→ Problem statement: Look through the lines below and extract each one that contains "document".

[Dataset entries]
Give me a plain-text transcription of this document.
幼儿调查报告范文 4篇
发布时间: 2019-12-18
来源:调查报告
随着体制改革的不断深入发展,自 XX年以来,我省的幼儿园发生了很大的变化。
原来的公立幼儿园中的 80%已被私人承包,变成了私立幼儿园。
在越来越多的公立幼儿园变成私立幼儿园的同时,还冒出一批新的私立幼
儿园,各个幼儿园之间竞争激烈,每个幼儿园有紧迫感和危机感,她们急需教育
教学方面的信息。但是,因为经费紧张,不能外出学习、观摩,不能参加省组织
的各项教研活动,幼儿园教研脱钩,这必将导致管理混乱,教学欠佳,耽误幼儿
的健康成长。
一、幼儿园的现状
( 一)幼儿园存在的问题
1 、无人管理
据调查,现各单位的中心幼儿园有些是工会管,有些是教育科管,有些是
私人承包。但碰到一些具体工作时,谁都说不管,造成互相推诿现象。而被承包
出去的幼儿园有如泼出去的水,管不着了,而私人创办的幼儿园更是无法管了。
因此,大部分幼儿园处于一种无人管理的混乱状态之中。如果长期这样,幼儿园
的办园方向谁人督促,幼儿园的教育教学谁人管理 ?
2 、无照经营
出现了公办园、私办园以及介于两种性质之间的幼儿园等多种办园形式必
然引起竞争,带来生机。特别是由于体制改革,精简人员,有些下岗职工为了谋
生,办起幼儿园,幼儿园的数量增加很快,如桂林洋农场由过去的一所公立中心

---

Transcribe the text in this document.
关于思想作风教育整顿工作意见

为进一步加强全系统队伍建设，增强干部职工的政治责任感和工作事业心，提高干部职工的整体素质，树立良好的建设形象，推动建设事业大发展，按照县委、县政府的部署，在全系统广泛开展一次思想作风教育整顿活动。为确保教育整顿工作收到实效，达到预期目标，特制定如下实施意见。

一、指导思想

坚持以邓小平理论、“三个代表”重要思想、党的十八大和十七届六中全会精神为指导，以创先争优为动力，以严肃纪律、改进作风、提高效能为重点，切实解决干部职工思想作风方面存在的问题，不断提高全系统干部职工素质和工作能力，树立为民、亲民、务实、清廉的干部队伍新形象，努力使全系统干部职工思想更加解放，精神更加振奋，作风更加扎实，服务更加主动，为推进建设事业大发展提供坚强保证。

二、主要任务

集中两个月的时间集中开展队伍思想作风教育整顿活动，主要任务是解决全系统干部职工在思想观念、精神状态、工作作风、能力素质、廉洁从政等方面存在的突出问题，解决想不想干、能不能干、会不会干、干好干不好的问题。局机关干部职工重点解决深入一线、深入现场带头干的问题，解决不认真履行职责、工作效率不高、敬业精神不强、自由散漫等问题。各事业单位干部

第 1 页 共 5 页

→ Written response:
Give me a plain-text transcription of this document.
Transcribe the text in this document.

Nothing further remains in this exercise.